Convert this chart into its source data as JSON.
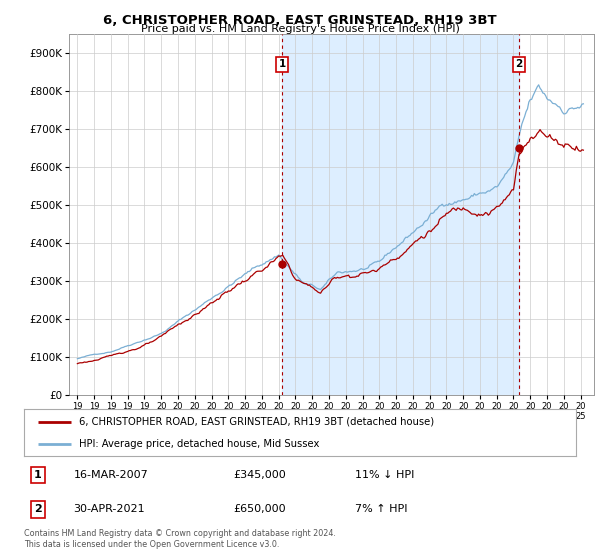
{
  "title_line1": "6, CHRISTOPHER ROAD, EAST GRINSTEAD, RH19 3BT",
  "title_line2": "Price paid vs. HM Land Registry's House Price Index (HPI)",
  "legend_label1": "6, CHRISTOPHER ROAD, EAST GRINSTEAD, RH19 3BT (detached house)",
  "legend_label2": "HPI: Average price, detached house, Mid Sussex",
  "annotation1_date": "16-MAR-2007",
  "annotation1_price": "£345,000",
  "annotation1_hpi": "11% ↓ HPI",
  "annotation1_year": 2007.21,
  "annotation1_value": 345000,
  "annotation2_date": "30-APR-2021",
  "annotation2_price": "£650,000",
  "annotation2_hpi": "7% ↑ HPI",
  "annotation2_year": 2021.33,
  "annotation2_value": 650000,
  "red_line_color": "#aa0000",
  "blue_line_color": "#7bafd4",
  "shade_color": "#ddeeff",
  "background_color": "#ffffff",
  "grid_color": "#cccccc",
  "ylim": [
    0,
    950000
  ],
  "yticks": [
    0,
    100000,
    200000,
    300000,
    400000,
    500000,
    600000,
    700000,
    800000,
    900000
  ],
  "ytick_labels": [
    "£0",
    "£100K",
    "£200K",
    "£300K",
    "£400K",
    "£500K",
    "£600K",
    "£700K",
    "£800K",
    "£900K"
  ],
  "footer_text": "Contains HM Land Registry data © Crown copyright and database right 2024.\nThis data is licensed under the Open Government Licence v3.0.",
  "xlim_left": 1994.5,
  "xlim_right": 2025.8
}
####
§ **WHAT IS REQUIRED**: Filter the entries down to the lines containing "data". Copy each of those lines.

§ **RESPONSE TO THE TASK**:
Convert this chart into its source data as JSON.
  "footer_text": "Contains HM Land Registry data © Crown copyright and database right 2024.\nThis data is licensed under the Open Government Licence v3.0.",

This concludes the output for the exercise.